== THE TASK ==
Using the data below, copy every line that contains the word "JSON".

== ENTRIES ==

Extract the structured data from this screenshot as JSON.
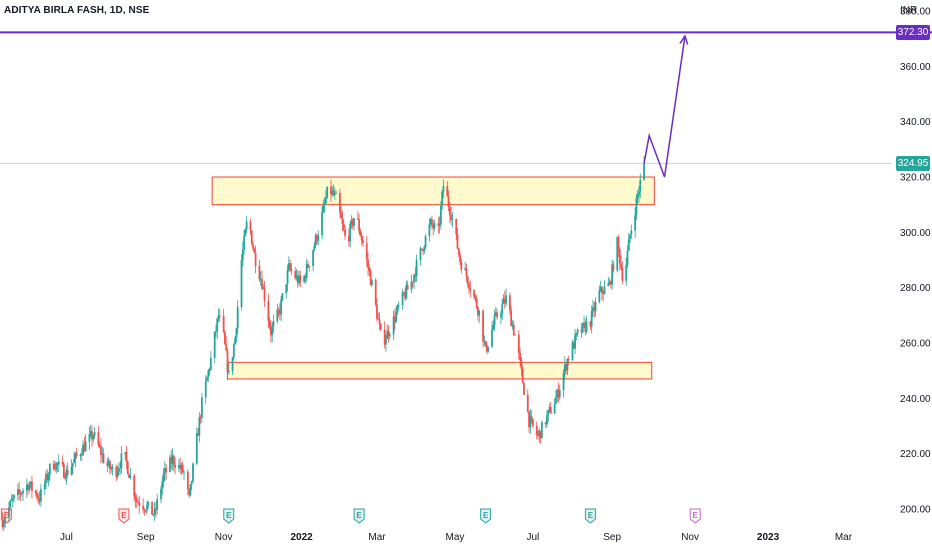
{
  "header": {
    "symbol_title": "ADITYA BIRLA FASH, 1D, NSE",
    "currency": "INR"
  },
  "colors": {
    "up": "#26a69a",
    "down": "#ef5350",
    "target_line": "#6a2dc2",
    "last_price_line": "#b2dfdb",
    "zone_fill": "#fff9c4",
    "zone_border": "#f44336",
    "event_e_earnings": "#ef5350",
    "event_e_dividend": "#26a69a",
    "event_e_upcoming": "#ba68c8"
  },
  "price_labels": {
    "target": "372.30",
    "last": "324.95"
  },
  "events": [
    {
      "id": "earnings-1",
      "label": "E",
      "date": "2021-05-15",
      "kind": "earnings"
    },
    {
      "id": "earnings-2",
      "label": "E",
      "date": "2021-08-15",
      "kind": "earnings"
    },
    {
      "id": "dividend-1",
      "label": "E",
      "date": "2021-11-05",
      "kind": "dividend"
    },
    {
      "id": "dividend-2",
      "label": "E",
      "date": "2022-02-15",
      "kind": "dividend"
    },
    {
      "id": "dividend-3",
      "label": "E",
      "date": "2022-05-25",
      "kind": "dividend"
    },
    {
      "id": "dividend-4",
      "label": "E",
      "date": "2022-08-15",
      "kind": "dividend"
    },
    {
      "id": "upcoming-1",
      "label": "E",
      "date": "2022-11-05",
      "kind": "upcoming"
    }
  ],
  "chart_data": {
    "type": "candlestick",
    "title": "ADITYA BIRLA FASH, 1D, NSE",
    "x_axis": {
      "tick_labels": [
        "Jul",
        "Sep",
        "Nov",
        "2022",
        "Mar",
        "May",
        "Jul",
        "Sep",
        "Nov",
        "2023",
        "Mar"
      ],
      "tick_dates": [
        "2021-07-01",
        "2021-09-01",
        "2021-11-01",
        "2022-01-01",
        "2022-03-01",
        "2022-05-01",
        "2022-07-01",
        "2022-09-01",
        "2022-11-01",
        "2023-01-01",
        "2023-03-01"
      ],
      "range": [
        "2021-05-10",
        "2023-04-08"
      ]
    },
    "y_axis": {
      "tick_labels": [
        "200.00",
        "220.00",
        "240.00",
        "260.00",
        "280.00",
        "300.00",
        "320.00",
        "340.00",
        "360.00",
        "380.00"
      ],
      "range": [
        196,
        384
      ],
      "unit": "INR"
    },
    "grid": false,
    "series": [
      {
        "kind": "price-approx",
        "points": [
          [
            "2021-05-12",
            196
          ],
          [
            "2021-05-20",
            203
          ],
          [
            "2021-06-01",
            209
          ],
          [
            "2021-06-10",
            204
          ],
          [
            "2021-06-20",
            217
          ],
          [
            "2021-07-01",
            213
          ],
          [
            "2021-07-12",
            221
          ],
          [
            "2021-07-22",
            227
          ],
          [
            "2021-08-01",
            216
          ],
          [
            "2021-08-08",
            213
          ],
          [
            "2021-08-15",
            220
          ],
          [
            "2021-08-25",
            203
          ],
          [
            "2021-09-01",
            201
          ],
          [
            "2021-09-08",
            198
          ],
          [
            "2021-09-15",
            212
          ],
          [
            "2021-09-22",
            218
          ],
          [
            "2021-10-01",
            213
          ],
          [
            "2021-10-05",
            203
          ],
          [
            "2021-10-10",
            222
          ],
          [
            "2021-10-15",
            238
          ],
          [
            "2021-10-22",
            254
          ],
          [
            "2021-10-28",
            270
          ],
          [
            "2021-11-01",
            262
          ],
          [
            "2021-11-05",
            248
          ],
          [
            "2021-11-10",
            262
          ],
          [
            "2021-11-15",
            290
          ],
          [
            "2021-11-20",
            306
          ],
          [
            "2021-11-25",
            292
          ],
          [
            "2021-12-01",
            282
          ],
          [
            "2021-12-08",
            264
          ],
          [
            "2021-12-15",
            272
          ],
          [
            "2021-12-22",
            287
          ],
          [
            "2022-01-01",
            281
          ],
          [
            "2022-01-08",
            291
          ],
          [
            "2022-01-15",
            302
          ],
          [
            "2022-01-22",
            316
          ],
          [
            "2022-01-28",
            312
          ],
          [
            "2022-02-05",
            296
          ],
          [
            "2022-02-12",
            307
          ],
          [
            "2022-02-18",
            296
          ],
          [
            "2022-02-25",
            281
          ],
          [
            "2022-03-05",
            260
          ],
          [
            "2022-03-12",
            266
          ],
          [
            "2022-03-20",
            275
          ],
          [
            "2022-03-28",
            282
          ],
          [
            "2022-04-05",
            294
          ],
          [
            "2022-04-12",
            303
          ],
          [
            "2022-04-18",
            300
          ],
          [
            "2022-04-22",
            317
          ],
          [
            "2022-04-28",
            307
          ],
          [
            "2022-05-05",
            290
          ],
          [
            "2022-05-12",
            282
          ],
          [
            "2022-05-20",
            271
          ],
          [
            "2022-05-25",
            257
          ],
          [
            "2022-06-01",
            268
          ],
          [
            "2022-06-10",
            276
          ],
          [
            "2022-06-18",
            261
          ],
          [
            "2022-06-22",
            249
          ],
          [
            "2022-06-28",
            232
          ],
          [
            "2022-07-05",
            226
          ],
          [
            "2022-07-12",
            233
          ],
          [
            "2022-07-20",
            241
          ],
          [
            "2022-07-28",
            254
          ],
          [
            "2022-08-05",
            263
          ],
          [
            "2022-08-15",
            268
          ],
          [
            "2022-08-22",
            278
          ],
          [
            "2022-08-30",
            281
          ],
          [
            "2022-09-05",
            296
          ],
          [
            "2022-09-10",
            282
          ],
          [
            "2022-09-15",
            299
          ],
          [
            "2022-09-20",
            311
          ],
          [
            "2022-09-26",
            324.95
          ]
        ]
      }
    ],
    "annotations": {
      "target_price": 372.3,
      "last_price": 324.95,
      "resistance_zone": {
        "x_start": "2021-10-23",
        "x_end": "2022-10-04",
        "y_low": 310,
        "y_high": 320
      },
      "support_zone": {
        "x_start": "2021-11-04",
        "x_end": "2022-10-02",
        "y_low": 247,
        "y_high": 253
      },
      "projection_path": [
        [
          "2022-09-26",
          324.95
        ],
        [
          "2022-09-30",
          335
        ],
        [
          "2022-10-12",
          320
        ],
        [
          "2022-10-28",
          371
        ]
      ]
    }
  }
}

===
== ENTRIES ==

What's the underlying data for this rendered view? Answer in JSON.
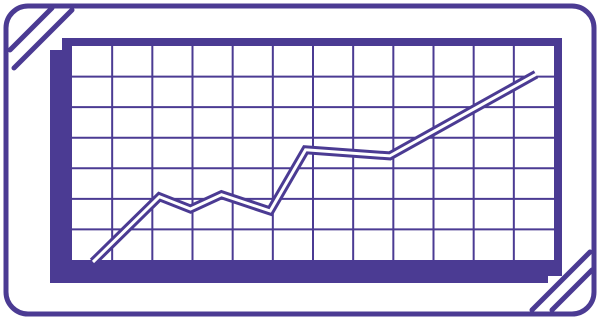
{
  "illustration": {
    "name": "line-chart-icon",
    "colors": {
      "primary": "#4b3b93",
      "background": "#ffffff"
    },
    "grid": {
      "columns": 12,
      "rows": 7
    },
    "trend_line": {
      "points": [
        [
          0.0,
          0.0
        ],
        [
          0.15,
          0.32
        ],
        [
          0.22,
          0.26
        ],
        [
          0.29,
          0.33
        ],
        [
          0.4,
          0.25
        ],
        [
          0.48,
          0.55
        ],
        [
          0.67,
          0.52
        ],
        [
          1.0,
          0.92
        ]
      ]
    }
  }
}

===

== RESPONSE TO THE TASK ==
Extract the structured data from this screenshot as JSON.
What's the underlying data for this rendered view? Answer in JSON.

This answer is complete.